- Exercise
Restate the complete material exactly.

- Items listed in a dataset
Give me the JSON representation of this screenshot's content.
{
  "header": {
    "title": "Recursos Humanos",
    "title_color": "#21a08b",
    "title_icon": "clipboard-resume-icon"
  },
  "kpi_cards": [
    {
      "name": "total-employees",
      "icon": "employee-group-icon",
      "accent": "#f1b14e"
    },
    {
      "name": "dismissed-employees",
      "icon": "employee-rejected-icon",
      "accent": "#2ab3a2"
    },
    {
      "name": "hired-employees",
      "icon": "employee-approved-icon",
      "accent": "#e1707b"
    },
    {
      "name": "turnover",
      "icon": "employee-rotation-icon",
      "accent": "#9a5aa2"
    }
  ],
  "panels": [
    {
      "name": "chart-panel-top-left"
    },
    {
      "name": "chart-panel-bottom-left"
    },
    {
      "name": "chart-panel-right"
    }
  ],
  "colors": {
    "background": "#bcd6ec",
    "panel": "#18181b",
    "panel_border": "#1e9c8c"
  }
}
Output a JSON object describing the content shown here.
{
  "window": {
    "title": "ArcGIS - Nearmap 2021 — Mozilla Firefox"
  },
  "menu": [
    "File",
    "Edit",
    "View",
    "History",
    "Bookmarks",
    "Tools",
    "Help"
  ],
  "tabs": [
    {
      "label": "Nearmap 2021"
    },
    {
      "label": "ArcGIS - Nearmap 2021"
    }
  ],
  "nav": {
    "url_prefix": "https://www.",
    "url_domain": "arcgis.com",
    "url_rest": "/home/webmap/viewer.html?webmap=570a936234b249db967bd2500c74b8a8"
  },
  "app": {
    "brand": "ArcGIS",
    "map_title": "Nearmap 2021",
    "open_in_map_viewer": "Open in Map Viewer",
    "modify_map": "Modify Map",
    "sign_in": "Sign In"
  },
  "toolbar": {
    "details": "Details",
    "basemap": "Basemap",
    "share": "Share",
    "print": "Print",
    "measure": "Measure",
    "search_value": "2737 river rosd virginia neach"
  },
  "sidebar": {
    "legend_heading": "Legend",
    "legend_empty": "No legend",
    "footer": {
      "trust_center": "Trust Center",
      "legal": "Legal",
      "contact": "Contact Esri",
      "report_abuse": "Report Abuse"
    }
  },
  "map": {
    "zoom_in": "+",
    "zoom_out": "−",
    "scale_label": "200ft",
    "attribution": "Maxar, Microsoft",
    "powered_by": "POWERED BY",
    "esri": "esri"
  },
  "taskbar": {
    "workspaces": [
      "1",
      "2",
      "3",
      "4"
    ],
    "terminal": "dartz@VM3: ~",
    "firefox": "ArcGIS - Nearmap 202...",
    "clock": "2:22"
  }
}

- Completed task
Give me the JSON representation of this screenshot's content.
{
  "header": {
    "title": "Recursos Humanos",
    "title_color": "#21a08b",
    "title_icon": "clipboard-resume-icon"
  },
  "kpi_cards": [
    {
      "name": "total-employees",
      "icon": "employee-group-icon",
      "accent": "#f1b14e"
    },
    {
      "name": "dismissed-employees",
      "icon": "employee-rejected-icon",
      "accent": "#2ab3a2"
    },
    {
      "name": "hired-employees",
      "icon": "employee-approved-icon",
      "accent": "#e1707b"
    },
    {
      "name": "turnover",
      "icon": "employee-rotation-icon",
      "accent": "#9a5aa2"
    }
  ],
  "panels": [
    {
      "name": "chart-panel-top-left"
    },
    {
      "name": "chart-panel-bottom-left"
    },
    {
      "name": "chart-panel-right"
    }
  ],
  "colors": {
    "background": "#bcd6ec",
    "panel": "#18181b",
    "panel_border": "#1e9c8c"
  }
}
Output a JSON object describing the content shown here.
{
  "window": {
    "title": "ArcGIS - Nearmap 2021 — Mozilla Firefox"
  },
  "menu": [
    "File",
    "Edit",
    "View",
    "History",
    "Bookmarks",
    "Tools",
    "Help"
  ],
  "tabs": [
    {
      "label": "Nearmap 2021"
    },
    {
      "label": "ArcGIS - Nearmap 2021"
    }
  ],
  "nav": {
    "url_prefix": "https://www.",
    "url_domain": "arcgis.com",
    "url_rest": "/home/webmap/viewer.html?webmap=570a936234b249db967bd2500c74b8a8"
  },
  "app": {
    "brand": "ArcGIS",
    "map_title": "Nearmap 2021",
    "open_in_map_viewer": "Open in Map Viewer",
    "modify_map": "Modify Map",
    "sign_in": "Sign In"
  },
  "toolbar": {
    "details": "Details",
    "basemap": "Basemap",
    "share": "Share",
    "print": "Print",
    "measure": "Measure",
    "search_value": "2737 river rosd virginia neach"
  },
  "sidebar": {
    "legend_heading": "Legend",
    "legend_empty": "No legend",
    "footer": {
      "trust_center": "Trust Center",
      "legal": "Legal",
      "contact": "Contact Esri",
      "report_abuse": "Report Abuse"
    }
  },
  "map": {
    "zoom_in": "+",
    "zoom_out": "−",
    "scale_label": "200ft",
    "attribution": "Maxar, Microsoft",
    "powered_by": "POWERED BY",
    "esri": "esri"
  },
  "taskbar": {
    "workspaces": [
      "1",
      "2",
      "3",
      "4"
    ],
    "terminal": "dartz@VM3: ~",
    "firefox": "ArcGIS - Nearmap 202...",
    "clock": "2:22"
  }
}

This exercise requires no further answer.